Work to be completed:
Quote the listing below in full and exactly as written, but omit every picture.

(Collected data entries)
>> BEGIN

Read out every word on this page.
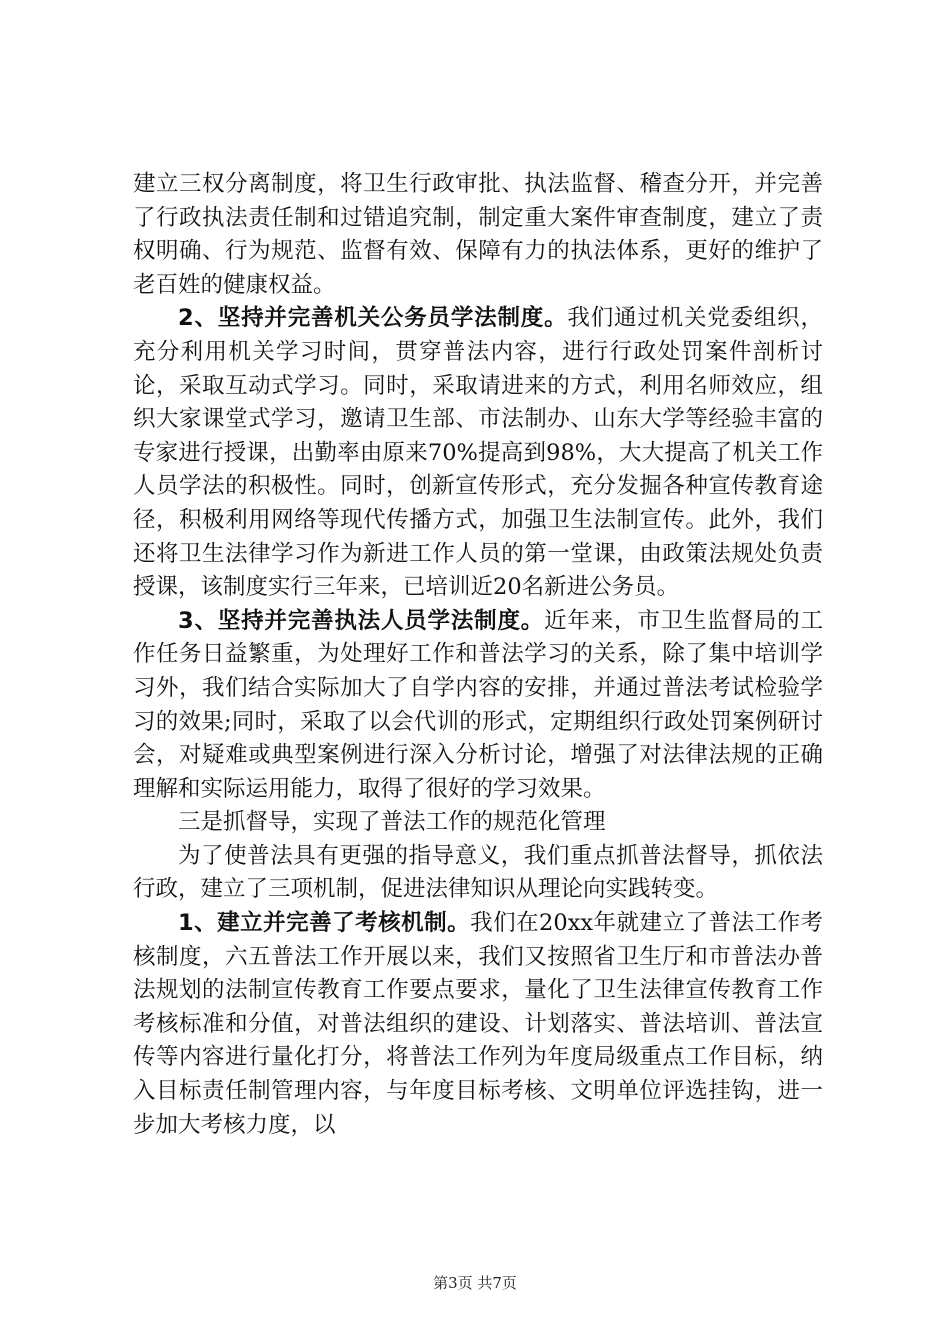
建立三权分离制度，将卫生行政审批、执法监督、稽查分开，并完善了行政执法责任制和过错追究制，制定重大案件审查制度，建立了责权明确、行为规范、监督有效、保障有力的执法体系，更好的维护了老百姓的健康权益。

2、坚持并完善机关公务员学法制度。我们通过机关党委组织，充分利用机关学习时间，贯穿普法内容，进行行政处罚案件剖析讨论，采取互动式学习。同时，采取请进来的方式，利用名师效应，组织大家课堂式学习，邀请卫生部、市法制办、山东大学等经验丰富的专家进行授课，出勤率由原来70%提高到98%，大大提高了机关工作人员学法的积极性。同时，创新宣传形式，充分发掘各种宣传教育途径，积极利用网络等现代传播方式，加强卫生法制宣传。此外，我们还将卫生法律学习作为新进工作人员的第一堂课，由政策法规处负责授课，该制度实行三年来，已培训近20名新进公务员。

3、坚持并完善执法人员学法制度。近年来，市卫生监督局的工作任务日益繁重，为处理好工作和普法学习的关系，除了集中培训学习外，我们结合实际加大了自学内容的安排，并通过普法考试检验学习的效果;同时，采取了以会代训的形式，定期组织行政处罚案例研讨会，对疑难或典型案例进行深入分析讨论，增强了对法律法规的正确理解和实际运用能力，取得了很好的学习效果。

三是抓督导，实现了普法工作的规范化管理

为了使普法具有更强的指导意义，我们重点抓普法督导，抓依法行政，建立了三项机制，促进法律知识从理论向实践转变。

1、建立并完善了考核机制。我们在20xx年就建立了普法工作考核制度，六五普法工作开展以来，我们又按照省卫生厅和市普法办普法规划的法制宣传教育工作要点要求，量化了卫生法律宣传教育工作考核标准和分值，对普法组织的建设、计划落实、普法培训、普法宣传等内容进行量化打分，将普法工作列为年度局级重点工作目标，纳入目标责任制管理内容，与年度目标考核、文明单位评选挂钩，进一步加大考核力度，以

第3页 共7页
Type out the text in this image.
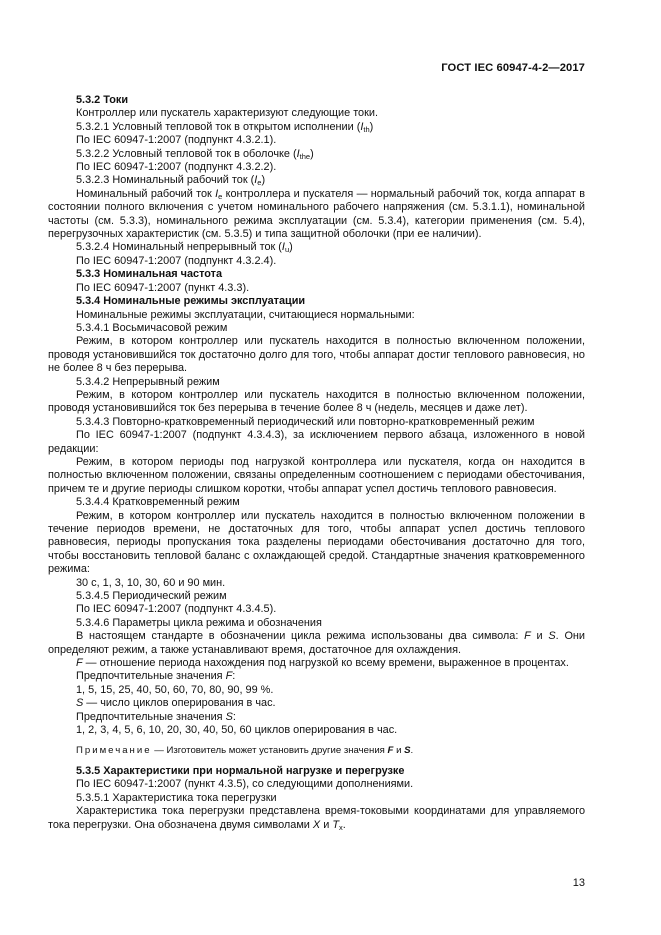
ГОСТ IEC 60947-4-2—2017

5.3.2 Токи

Контроллер или пускатель характеризуют следующие токи.

5.3.2.1 Условный тепловой ток в открытом исполнении $(I_{th})$

По IEC 60947-1:2007 (подпункт 4.3.2.1).

5.3.2.2 Условный тепловой ток в оболочке $(I_{the})$

По IEC 60947-1:2007 (подпункт 4.3.2.2).

5.3.2.3 Номинальный рабочий ток $(I_e)$

Номинальный рабочий ток $I_e$ контроллера и пускателя — нормальный рабочий ток, когда аппарат в состоянии полного включения с учетом номинального рабочего напряжения (см. 5.3.1.1), номинальной частоты (см. 5.3.3), номинального режима эксплуатации (см. 5.3.4), категории применения (см. 5.4), перегрузочных характеристик (см. 5.3.5) и типа защитной оболочки (при ее наличии).

5.3.2.4 Номинальный непрерывный ток $(I_u)$

По IEC 60947-1:2007 (подпункт 4.3.2.4).

5.3.3 Номинальная частота

По IEC 60947-1:2007 (пункт 4.3.3).

5.3.4 Номинальные режимы эксплуатации

Номинальные режимы эксплуатации, считающиеся нормальными:

5.3.4.1 Восьмичасовой режим

Режим, в котором контроллер или пускатель находится в полностью включенном положении, проводя установившийся ток достаточно долго для того, чтобы аппарат достиг теплового равновесия, но не более 8 ч без перерыва.

5.3.4.2 Непрерывный режим

Режим, в котором контроллер или пускатель находится в полностью включенном положении, проводя установившийся ток без перерыва в течение более 8 ч (недель, месяцев и даже лет).

5.3.4.3 Повторно-кратковременный периодический или повторно-кратковременный режим

По IEC 60947-1:2007 (подпункт 4.3.4.3), за исключением первого абзаца, изложенного в новой редакции:

Режим, в котором периоды под нагрузкой контроллера или пускателя, когда он находится в полностью включенном положении, связаны определенным соотношением с периодами обесточивания, причем те и другие периоды слишком коротки, чтобы аппарат успел достичь теплового равновесия.

5.3.4.4 Кратковременный режим

Режим, в котором контроллер или пускатель находится в полностью включенном положении в течение периодов времени, не достаточных для того, чтобы аппарат успел достичь теплового равновесия, периоды пропускания тока разделены периодами обесточивания достаточно для того, чтобы восстановить тепловой баланс с охлаждающей средой. Стандартные значения кратковременного режима:

30 с, 1, 3, 10, 30, 60 и 90 мин.

5.3.4.5 Периодический режим

По IEC 60947-1:2007 (подпункт 4.3.4.5).

5.3.4.6 Параметры цикла режима и обозначения

В настоящем стандарте в обозначении цикла режима использованы два символа: F и S. Они определяют режим, а также устанавливают время, достаточное для охлаждения.

F — отношение периода нахождения под нагрузкой ко всему времени, выраженное в процентах.

Предпочтительные значения F:

1, 5, 15, 25, 40, 50, 60, 70, 80, 90, 99 %.

S — число циклов оперирования в час.

Предпочтительные значения S:

1, 2, 3, 4, 5, 6, 10, 20, 30, 40, 50, 60 циклов оперирования в час.

Примечание — Изготовитель может установить другие значения F и S.

5.3.5 Характеристики при нормальной нагрузке и перегрузке

По IEC 60947-1:2007 (пункт 4.3.5), со следующими дополнениями.

5.3.5.1 Характеристика тока перегрузки

Характеристика тока перегрузки представлена время-токовыми координатами для управляемого тока перегрузки. Она обозначена двумя символами X и $T_x$.

13
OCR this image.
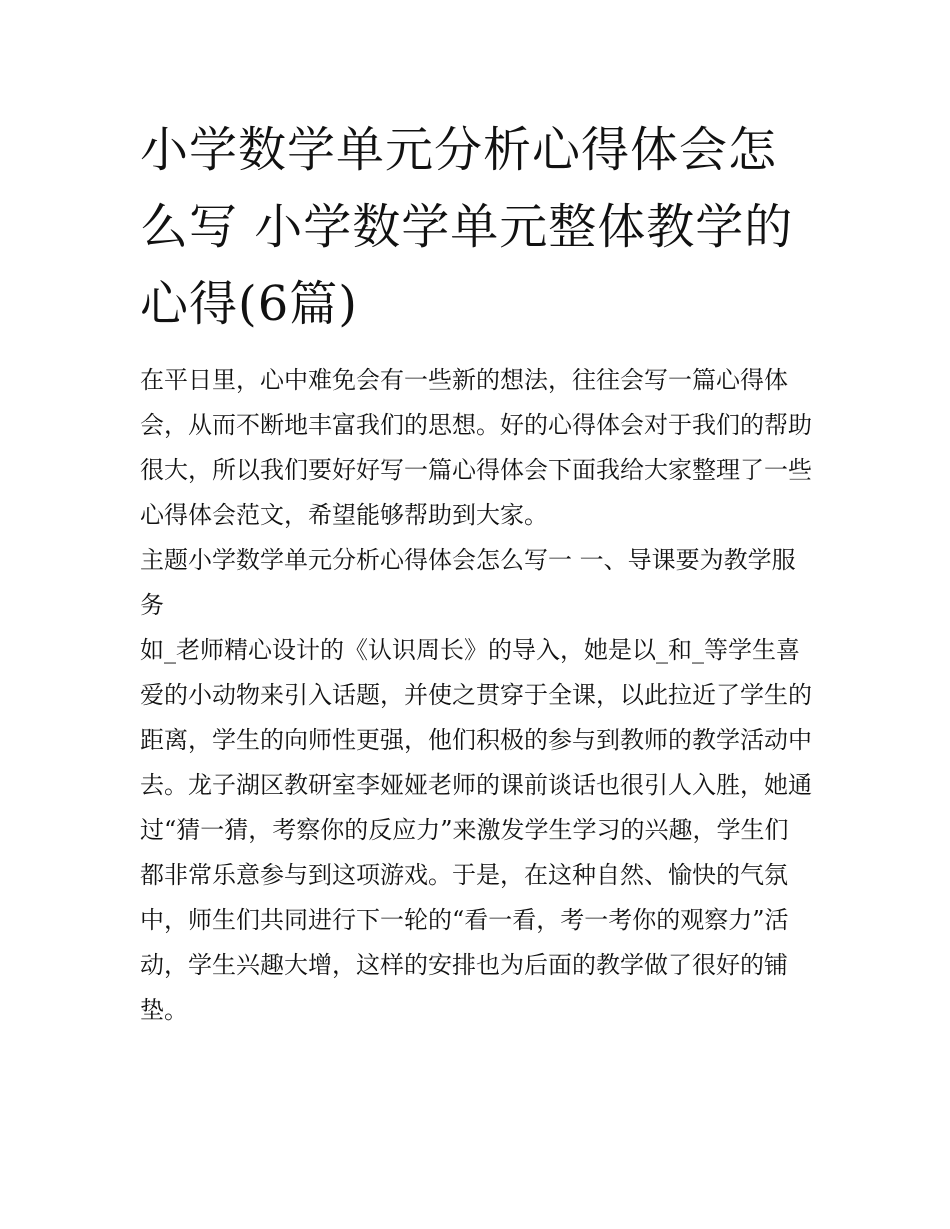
小学数学单元分析心得体会怎么写 小学数学单元整体教学的心得(6篇)

在平日里，心中难免会有一些新的想法，往往会写一篇心得体会，从而不断地丰富我们的思想。好的心得体会对于我们的帮助很大，所以我们要好好写一篇心得体会下面我给大家整理了一些心得体会范文，希望能够帮助到大家。

主题小学数学单元分析心得体会怎么写一 一、导课要为教学服务

如_老师精心设计的《认识周长》的导入，她是以_和_等学生喜爱的小动物来引入话题，并使之贯穿于全课，以此拉近了学生的距离，学生的向师性更强，他们积极的参与到教师的教学活动中去。龙子湖区教研室李娅娅老师的课前谈话也很引人入胜，她通过“猜一猜，考察你的反应力”来激发学生学习的兴趣，学生们都非常乐意参与到这项游戏。于是，在这种自然、愉快的气氛中，师生们共同进行下一轮的“看一看，考一考你的观察力”活动，学生兴趣大增，这样的安排也为后面的教学做了很好的铺垫。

>> END

Exercise answer:
Read out every word on this page.
建立三权分离制度，将卫生行政审批、执法监督、稽查分开，并完善了行政执法责任制和过错追究制，制定重大案件审查制度，建立了责权明确、行为规范、监督有效、保障有力的执法体系，更好的维护了老百姓的健康权益。

2、坚持并完善机关公务员学法制度。我们通过机关党委组织，充分利用机关学习时间，贯穿普法内容，进行行政处罚案件剖析讨论，采取互动式学习。同时，采取请进来的方式，利用名师效应，组织大家课堂式学习，邀请卫生部、市法制办、山东大学等经验丰富的专家进行授课，出勤率由原来70%提高到98%，大大提高了机关工作人员学法的积极性。同时，创新宣传形式，充分发掘各种宣传教育途径，积极利用网络等现代传播方式，加强卫生法制宣传。此外，我们还将卫生法律学习作为新进工作人员的第一堂课，由政策法规处负责授课，该制度实行三年来，已培训近20名新进公务员。

3、坚持并完善执法人员学法制度。近年来，市卫生监督局的工作任务日益繁重，为处理好工作和普法学习的关系，除了集中培训学习外，我们结合实际加大了自学内容的安排，并通过普法考试检验学习的效果;同时，采取了以会代训的形式，定期组织行政处罚案例研讨会，对疑难或典型案例进行深入分析讨论，增强了对法律法规的正确理解和实际运用能力，取得了很好的学习效果。

三是抓督导，实现了普法工作的规范化管理

为了使普法具有更强的指导意义，我们重点抓普法督导，抓依法行政，建立了三项机制，促进法律知识从理论向实践转变。

1、建立并完善了考核机制。我们在20xx年就建立了普法工作考核制度，六五普法工作开展以来，我们又按照省卫生厅和市普法办普法规划的法制宣传教育工作要点要求，量化了卫生法律宣传教育工作考核标准和分值，对普法组织的建设、计划落实、普法培训、普法宣传等内容进行量化打分，将普法工作列为年度局级重点工作目标，纳入目标责任制管理内容，与年度目标考核、文明单位评选挂钩，进一步加大考核力度，以

第3页 共7页
Type out the text in this image.
ГОСТ IEC 60947-4-2—2017

5.3.2 Токи

Контроллер или пускатель характеризуют следующие токи.

5.3.2.1 Условный тепловой ток в открытом исполнении $(I_{th})$

По IEC 60947-1:2007 (подпункт 4.3.2.1).

5.3.2.2 Условный тепловой ток в оболочке $(I_{the})$

По IEC 60947-1:2007 (подпункт 4.3.2.2).

5.3.2.3 Номинальный рабочий ток $(I_e)$

Номинальный рабочий ток $I_e$ контроллера и пускателя — нормальный рабочий ток, когда аппарат в состоянии полного включения с учетом номинального рабочего напряжения (см. 5.3.1.1), номинальной частоты (см. 5.3.3), номинального режима эксплуатации (см. 5.3.4), категории применения (см. 5.4), перегрузочных характеристик (см. 5.3.5) и типа защитной оболочки (при ее наличии).

5.3.2.4 Номинальный непрерывный ток $(I_u)$

По IEC 60947-1:2007 (подпункт 4.3.2.4).

5.3.3 Номинальная частота

По IEC 60947-1:2007 (пункт 4.3.3).

5.3.4 Номинальные режимы эксплуатации

Номинальные режимы эксплуатации, считающиеся нормальными:

5.3.4.1 Восьмичасовой режим

Режим, в котором контроллер или пускатель находится в полностью включенном положении, проводя установившийся ток достаточно долго для того, чтобы аппарат достиг теплового равновесия, но не более 8 ч без перерыва.

5.3.4.2 Непрерывный режим

Режим, в котором контроллер или пускатель находится в полностью включенном положении, проводя установившийся ток без перерыва в течение более 8 ч (недель, месяцев и даже лет).

5.3.4.3 Повторно-кратковременный периодический или повторно-кратковременный режим

По IEC 60947-1:2007 (подпункт 4.3.4.3), за исключением первого абзаца, изложенного в новой редакции:

Режим, в котором периоды под нагрузкой контроллера или пускателя, когда он находится в полностью включенном положении, связаны определенным соотношением с периодами обесточивания, причем те и другие периоды слишком коротки, чтобы аппарат успел достичь теплового равновесия.

5.3.4.4 Кратковременный режим

Режим, в котором контроллер или пускатель находится в полностью включенном положении в течение периодов времени, не достаточных для того, чтобы аппарат успел достичь теплового равновесия, периоды пропускания тока разделены периодами обесточивания достаточно для того, чтобы восстановить тепловой баланс с охлаждающей средой. Стандартные значения кратковременного режима:

30 с, 1, 3, 10, 30, 60 и 90 мин.

5.3.4.5 Периодический режим

По IEC 60947-1:2007 (подпункт 4.3.4.5).

5.3.4.6 Параметры цикла режима и обозначения

В настоящем стандарте в обозначении цикла режима использованы два символа: F и S. Они определяют режим, а также устанавливают время, достаточное для охлаждения.

F — отношение периода нахождения под нагрузкой ко всему времени, выраженное в процентах.

Предпочтительные значения F:

1, 5, 15, 25, 40, 50, 60, 70, 80, 90, 99 %.

S — число циклов оперирования в час.

Предпочтительные значения S:

1, 2, 3, 4, 5, 6, 10, 20, 30, 40, 50, 60 циклов оперирования в час.

Примечание — Изготовитель может установить другие значения F и S.

5.3.5 Характеристики при нормальной нагрузке и перегрузке

По IEC 60947-1:2007 (пункт 4.3.5), со следующими дополнениями.

5.3.5.1 Характеристика тока перегрузки

Характеристика тока перегрузки представлена время-токовыми координатами для управляемого тока перегрузки. Она обозначена двумя символами X и $T_x$.

13
OCR this image.
小学数学单元分析心得体会怎么写 小学数学单元整体教学的心得(6篇)

在平日里，心中难免会有一些新的想法，往往会写一篇心得体会，从而不断地丰富我们的思想。好的心得体会对于我们的帮助很大，所以我们要好好写一篇心得体会下面我给大家整理了一些心得体会范文，希望能够帮助到大家。

主题小学数学单元分析心得体会怎么写一 一、导课要为教学服务

如_老师精心设计的《认识周长》的导入，她是以_和_等学生喜爱的小动物来引入话题，并使之贯穿于全课，以此拉近了学生的距离，学生的向师性更强，他们积极的参与到教师的教学活动中去。龙子湖区教研室李娅娅老师的课前谈话也很引人入胜，她通过“猜一猜，考察你的反应力”来激发学生学习的兴趣，学生们都非常乐意参与到这项游戏。于是，在这种自然、愉快的气氛中，师生们共同进行下一轮的“看一看，考一考你的观察力”活动，学生兴趣大增，这样的安排也为后面的教学做了很好的铺垫。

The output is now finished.